SUPPLIED MATERIAL:
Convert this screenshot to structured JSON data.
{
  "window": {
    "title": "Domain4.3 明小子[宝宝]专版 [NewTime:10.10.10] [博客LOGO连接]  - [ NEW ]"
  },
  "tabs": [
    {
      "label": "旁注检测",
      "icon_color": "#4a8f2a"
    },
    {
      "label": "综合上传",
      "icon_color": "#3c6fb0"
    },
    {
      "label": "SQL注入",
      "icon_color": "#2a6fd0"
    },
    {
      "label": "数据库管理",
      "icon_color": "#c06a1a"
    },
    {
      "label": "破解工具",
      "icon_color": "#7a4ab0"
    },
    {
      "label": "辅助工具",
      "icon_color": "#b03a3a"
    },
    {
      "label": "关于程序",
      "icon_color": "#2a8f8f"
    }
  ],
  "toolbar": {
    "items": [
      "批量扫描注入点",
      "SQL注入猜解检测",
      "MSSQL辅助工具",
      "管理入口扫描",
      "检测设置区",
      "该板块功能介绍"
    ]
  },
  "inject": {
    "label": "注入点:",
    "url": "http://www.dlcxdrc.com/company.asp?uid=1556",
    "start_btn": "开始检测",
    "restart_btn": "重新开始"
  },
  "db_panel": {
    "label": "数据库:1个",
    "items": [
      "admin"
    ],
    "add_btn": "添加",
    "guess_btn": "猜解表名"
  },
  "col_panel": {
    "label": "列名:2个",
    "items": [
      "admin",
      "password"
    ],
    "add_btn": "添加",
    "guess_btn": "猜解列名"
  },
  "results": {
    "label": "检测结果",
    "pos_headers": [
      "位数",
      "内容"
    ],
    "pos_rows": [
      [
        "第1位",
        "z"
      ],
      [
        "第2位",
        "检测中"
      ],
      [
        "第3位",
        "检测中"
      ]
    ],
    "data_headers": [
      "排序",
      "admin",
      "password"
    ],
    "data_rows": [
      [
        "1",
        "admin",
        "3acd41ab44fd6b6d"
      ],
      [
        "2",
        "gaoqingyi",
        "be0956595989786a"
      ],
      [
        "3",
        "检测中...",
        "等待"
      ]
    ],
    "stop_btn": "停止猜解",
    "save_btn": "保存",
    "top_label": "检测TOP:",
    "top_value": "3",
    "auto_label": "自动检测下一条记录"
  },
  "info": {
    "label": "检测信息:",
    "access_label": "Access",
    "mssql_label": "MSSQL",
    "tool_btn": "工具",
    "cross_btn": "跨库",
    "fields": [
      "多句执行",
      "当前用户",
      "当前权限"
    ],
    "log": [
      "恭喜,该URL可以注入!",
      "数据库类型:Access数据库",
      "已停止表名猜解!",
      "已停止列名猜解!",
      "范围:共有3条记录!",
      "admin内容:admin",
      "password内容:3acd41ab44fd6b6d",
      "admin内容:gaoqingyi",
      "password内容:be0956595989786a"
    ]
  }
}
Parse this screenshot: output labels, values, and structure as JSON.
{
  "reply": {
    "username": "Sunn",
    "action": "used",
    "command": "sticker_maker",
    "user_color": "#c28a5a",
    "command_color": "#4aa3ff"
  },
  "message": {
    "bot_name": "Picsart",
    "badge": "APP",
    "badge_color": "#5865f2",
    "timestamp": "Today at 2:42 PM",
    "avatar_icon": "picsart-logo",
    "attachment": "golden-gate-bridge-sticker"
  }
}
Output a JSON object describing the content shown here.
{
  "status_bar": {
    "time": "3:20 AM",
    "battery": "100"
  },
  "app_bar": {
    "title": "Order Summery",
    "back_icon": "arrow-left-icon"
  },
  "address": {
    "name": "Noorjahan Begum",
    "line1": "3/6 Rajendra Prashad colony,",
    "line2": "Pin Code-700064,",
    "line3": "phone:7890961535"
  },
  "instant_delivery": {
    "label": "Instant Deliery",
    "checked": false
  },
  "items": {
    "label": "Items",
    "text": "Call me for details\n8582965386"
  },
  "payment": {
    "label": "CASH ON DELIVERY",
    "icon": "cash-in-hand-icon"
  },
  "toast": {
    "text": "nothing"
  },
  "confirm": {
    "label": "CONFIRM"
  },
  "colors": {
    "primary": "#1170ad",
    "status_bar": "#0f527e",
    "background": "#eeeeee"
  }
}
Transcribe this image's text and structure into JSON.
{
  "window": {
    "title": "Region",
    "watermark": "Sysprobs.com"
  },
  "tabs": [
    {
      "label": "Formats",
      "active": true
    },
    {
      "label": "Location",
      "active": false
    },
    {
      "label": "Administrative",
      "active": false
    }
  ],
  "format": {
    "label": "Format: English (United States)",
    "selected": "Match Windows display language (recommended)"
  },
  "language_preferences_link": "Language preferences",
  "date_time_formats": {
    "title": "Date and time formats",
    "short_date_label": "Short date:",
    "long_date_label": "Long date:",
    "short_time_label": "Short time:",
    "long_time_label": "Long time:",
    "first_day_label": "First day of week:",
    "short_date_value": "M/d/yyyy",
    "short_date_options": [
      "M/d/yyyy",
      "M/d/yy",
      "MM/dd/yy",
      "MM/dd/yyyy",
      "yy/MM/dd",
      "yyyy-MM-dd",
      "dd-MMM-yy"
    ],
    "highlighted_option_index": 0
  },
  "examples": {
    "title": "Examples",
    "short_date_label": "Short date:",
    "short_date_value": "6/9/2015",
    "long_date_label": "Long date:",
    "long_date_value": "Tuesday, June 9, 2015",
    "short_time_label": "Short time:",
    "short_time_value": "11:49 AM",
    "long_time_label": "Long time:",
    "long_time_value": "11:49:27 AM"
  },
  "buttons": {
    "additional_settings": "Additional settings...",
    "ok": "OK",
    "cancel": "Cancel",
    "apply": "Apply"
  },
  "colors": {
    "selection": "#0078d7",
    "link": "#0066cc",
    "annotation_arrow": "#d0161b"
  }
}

EXERCISE: Write out all the lines again, exactly as they are.

WRITTEN SOLUTION:
Convert this screenshot to structured JSON data.
{
  "window": {
    "title": "Domain4.3 明小子[宝宝]专版 [NewTime:10.10.10] [博客LOGO连接]  - [ NEW ]"
  },
  "tabs": [
    {
      "label": "旁注检测",
      "icon_color": "#4a8f2a"
    },
    {
      "label": "综合上传",
      "icon_color": "#3c6fb0"
    },
    {
      "label": "SQL注入",
      "icon_color": "#2a6fd0"
    },
    {
      "label": "数据库管理",
      "icon_color": "#c06a1a"
    },
    {
      "label": "破解工具",
      "icon_color": "#7a4ab0"
    },
    {
      "label": "辅助工具",
      "icon_color": "#b03a3a"
    },
    {
      "label": "关于程序",
      "icon_color": "#2a8f8f"
    }
  ],
  "toolbar": {
    "items": [
      "批量扫描注入点",
      "SQL注入猜解检测",
      "MSSQL辅助工具",
      "管理入口扫描",
      "检测设置区",
      "该板块功能介绍"
    ]
  },
  "inject": {
    "label": "注入点:",
    "url": "http://www.dlcxdrc.com/company.asp?uid=1556",
    "start_btn": "开始检测",
    "restart_btn": "重新开始"
  },
  "db_panel": {
    "label": "数据库:1个",
    "items": [
      "admin"
    ],
    "add_btn": "添加",
    "guess_btn": "猜解表名"
  },
  "col_panel": {
    "label": "列名:2个",
    "items": [
      "admin",
      "password"
    ],
    "add_btn": "添加",
    "guess_btn": "猜解列名"
  },
  "results": {
    "label": "检测结果",
    "pos_headers": [
      "位数",
      "内容"
    ],
    "pos_rows": [
      [
        "第1位",
        "z"
      ],
      [
        "第2位",
        "检测中"
      ],
      [
        "第3位",
        "检测中"
      ]
    ],
    "data_headers": [
      "排序",
      "admin",
      "password"
    ],
    "data_rows": [
      [
        "1",
        "admin",
        "3acd41ab44fd6b6d"
      ],
      [
        "2",
        "gaoqingyi",
        "be0956595989786a"
      ],
      [
        "3",
        "检测中...",
        "等待"
      ]
    ],
    "stop_btn": "停止猜解",
    "save_btn": "保存",
    "top_label": "检测TOP:",
    "top_value": "3",
    "auto_label": "自动检测下一条记录"
  },
  "info": {
    "label": "检测信息:",
    "access_label": "Access",
    "mssql_label": "MSSQL",
    "tool_btn": "工具",
    "cross_btn": "跨库",
    "fields": [
      "多句执行",
      "当前用户",
      "当前权限"
    ],
    "log": [
      "恭喜,该URL可以注入!",
      "数据库类型:Access数据库",
      "已停止表名猜解!",
      "已停止列名猜解!",
      "范围:共有3条记录!",
      "admin内容:admin",
      "password内容:3acd41ab44fd6b6d",
      "admin内容:gaoqingyi",
      "password内容:be0956595989786a"
    ]
  }
}
Parse this screenshot: output labels, values, and structure as JSON.
{
  "reply": {
    "username": "Sunn",
    "action": "used",
    "command": "sticker_maker",
    "user_color": "#c28a5a",
    "command_color": "#4aa3ff"
  },
  "message": {
    "bot_name": "Picsart",
    "badge": "APP",
    "badge_color": "#5865f2",
    "timestamp": "Today at 2:42 PM",
    "avatar_icon": "picsart-logo",
    "attachment": "golden-gate-bridge-sticker"
  }
}
Output a JSON object describing the content shown here.
{
  "status_bar": {
    "time": "3:20 AM",
    "battery": "100"
  },
  "app_bar": {
    "title": "Order Summery",
    "back_icon": "arrow-left-icon"
  },
  "address": {
    "name": "Noorjahan Begum",
    "line1": "3/6 Rajendra Prashad colony,",
    "line2": "Pin Code-700064,",
    "line3": "phone:7890961535"
  },
  "instant_delivery": {
    "label": "Instant Deliery",
    "checked": false
  },
  "items": {
    "label": "Items",
    "text": "Call me for details\n8582965386"
  },
  "payment": {
    "label": "CASH ON DELIVERY",
    "icon": "cash-in-hand-icon"
  },
  "toast": {
    "text": "nothing"
  },
  "confirm": {
    "label": "CONFIRM"
  },
  "colors": {
    "primary": "#1170ad",
    "status_bar": "#0f527e",
    "background": "#eeeeee"
  }
}
Transcribe this image's text and structure into JSON.
{
  "window": {
    "title": "Region",
    "watermark": "Sysprobs.com"
  },
  "tabs": [
    {
      "label": "Formats",
      "active": true
    },
    {
      "label": "Location",
      "active": false
    },
    {
      "label": "Administrative",
      "active": false
    }
  ],
  "format": {
    "label": "Format: English (United States)",
    "selected": "Match Windows display language (recommended)"
  },
  "language_preferences_link": "Language preferences",
  "date_time_formats": {
    "title": "Date and time formats",
    "short_date_label": "Short date:",
    "long_date_label": "Long date:",
    "short_time_label": "Short time:",
    "long_time_label": "Long time:",
    "first_day_label": "First day of week:",
    "short_date_value": "M/d/yyyy",
    "short_date_options": [
      "M/d/yyyy",
      "M/d/yy",
      "MM/dd/yy",
      "MM/dd/yyyy",
      "yy/MM/dd",
      "yyyy-MM-dd",
      "dd-MMM-yy"
    ],
    "highlighted_option_index": 0
  },
  "examples": {
    "title": "Examples",
    "short_date_label": "Short date:",
    "short_date_value": "6/9/2015",
    "long_date_label": "Long date:",
    "long_date_value": "Tuesday, June 9, 2015",
    "short_time_label": "Short time:",
    "short_time_value": "11:49 AM",
    "long_time_label": "Long time:",
    "long_time_value": "11:49:27 AM"
  },
  "buttons": {
    "additional_settings": "Additional settings...",
    "ok": "OK",
    "cancel": "Cancel",
    "apply": "Apply"
  },
  "colors": {
    "selection": "#0078d7",
    "link": "#0066cc",
    "annotation_arrow": "#d0161b"
  }
}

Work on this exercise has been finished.